TASK BRIEF:
An exact copy of all the data is required, with pictures left out.
***** TASK INPUT
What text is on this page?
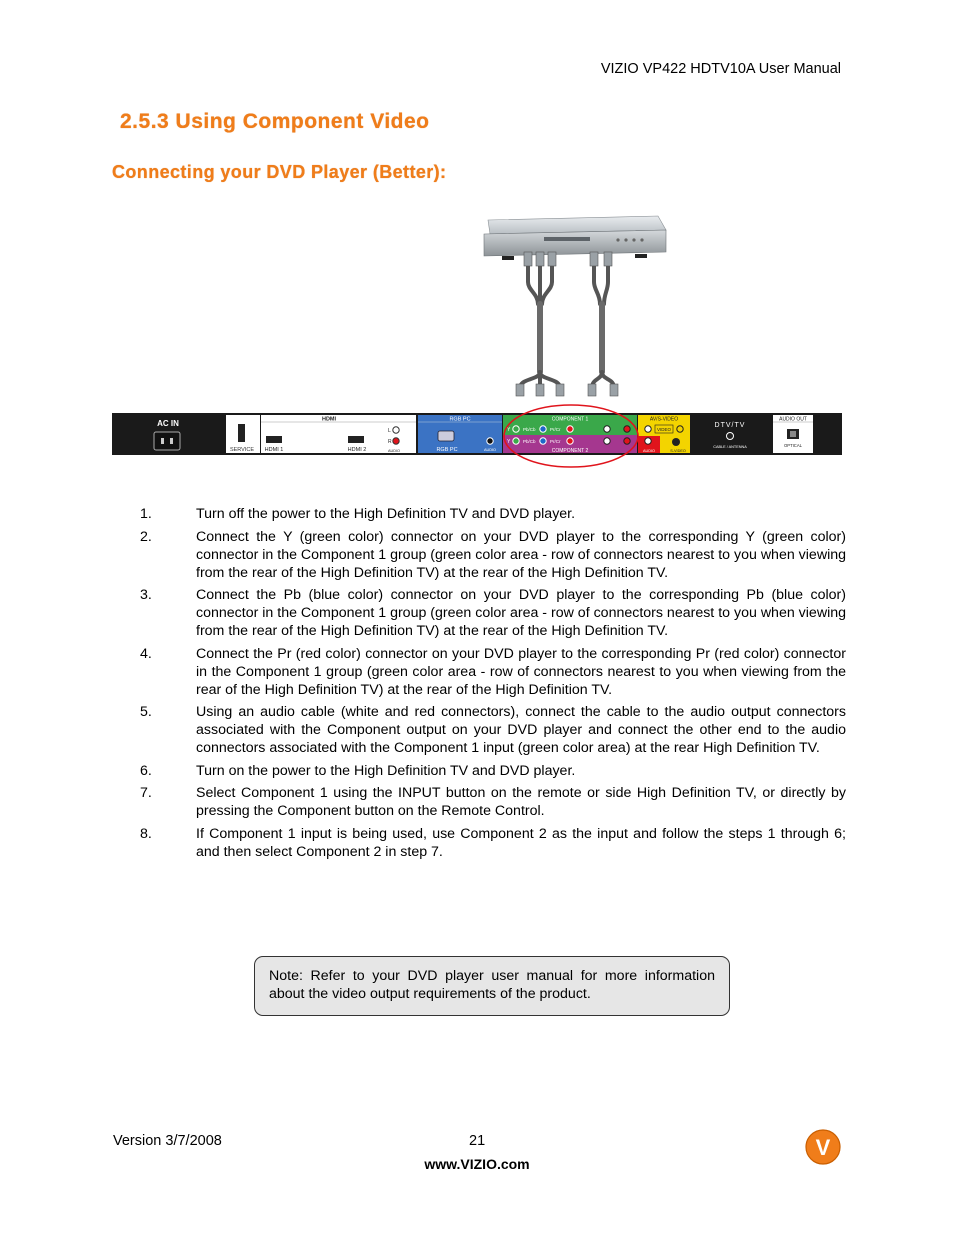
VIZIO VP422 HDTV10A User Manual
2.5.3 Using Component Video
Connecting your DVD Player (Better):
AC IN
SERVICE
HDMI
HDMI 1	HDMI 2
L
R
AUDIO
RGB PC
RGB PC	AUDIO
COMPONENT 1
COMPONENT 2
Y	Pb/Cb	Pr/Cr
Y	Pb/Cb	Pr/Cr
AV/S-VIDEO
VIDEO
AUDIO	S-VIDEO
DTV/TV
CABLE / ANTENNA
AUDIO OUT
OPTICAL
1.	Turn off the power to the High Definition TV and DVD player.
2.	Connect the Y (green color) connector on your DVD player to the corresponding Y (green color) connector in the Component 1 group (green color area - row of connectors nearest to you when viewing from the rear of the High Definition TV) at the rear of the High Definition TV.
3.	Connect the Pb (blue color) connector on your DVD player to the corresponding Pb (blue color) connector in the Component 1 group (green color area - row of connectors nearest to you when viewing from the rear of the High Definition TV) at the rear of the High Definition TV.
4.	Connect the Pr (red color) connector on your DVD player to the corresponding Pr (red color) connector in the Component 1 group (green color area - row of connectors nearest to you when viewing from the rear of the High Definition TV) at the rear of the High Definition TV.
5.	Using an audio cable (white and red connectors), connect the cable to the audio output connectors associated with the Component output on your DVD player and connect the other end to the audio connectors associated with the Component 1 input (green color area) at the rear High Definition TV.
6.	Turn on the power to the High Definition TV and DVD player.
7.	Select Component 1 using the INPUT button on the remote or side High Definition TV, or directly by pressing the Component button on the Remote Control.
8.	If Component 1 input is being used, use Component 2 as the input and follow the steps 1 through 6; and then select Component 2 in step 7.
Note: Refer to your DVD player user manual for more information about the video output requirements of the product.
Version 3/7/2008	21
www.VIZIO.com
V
**********
REPLY:
What text is on this page?
VIZIO VP422 HDTV10A User Manual
2.5.3 Using Component Video
Connecting your DVD Player (Better):
AC IN
SERVICE
HDMI
HDMI 1	HDMI 2
L
R
AUDIO
RGB PC
RGB PC	AUDIO
COMPONENT 1
COMPONENT 2
Y	Pb/Cb	Pr/Cr
Y	Pb/Cb	Pr/Cr
AV/S-VIDEO
VIDEO
AUDIO	S-VIDEO
DTV/TV
CABLE / ANTENNA
AUDIO OUT
OPTICAL
1.	Turn off the power to the High Definition TV and DVD player.
2.	Connect the Y (green color) connector on your DVD player to the corresponding Y (green color) connector in the Component 1 group (green color area - row of connectors nearest to you when viewing from the rear of the High Definition TV) at the rear of the High Definition TV.
3.	Connect the Pb (blue color) connector on your DVD player to the corresponding Pb (blue color) connector in the Component 1 group (green color area - row of connectors nearest to you when viewing from the rear of the High Definition TV) at the rear of the High Definition TV.
4.	Connect the Pr (red color) connector on your DVD player to the corresponding Pr (red color) connector in the Component 1 group (green color area - row of connectors nearest to you when viewing from the rear of the High Definition TV) at the rear of the High Definition TV.
5.	Using an audio cable (white and red connectors), connect the cable to the audio output connectors associated with the Component output on your DVD player and connect the other end to the audio connectors associated with the Component 1 input (green color area) at the rear High Definition TV.
6.	Turn on the power to the High Definition TV and DVD player.
7.	Select Component 1 using the INPUT button on the remote or side High Definition TV, or directly by pressing the Component button on the Remote Control.
8.	If Component 1 input is being used, use Component 2 as the input and follow the steps 1 through 6; and then select Component 2 in step 7.
Note: Refer to your DVD player user manual for more information about the video output requirements of the product.
Version 3/7/2008	21
www.VIZIO.com
V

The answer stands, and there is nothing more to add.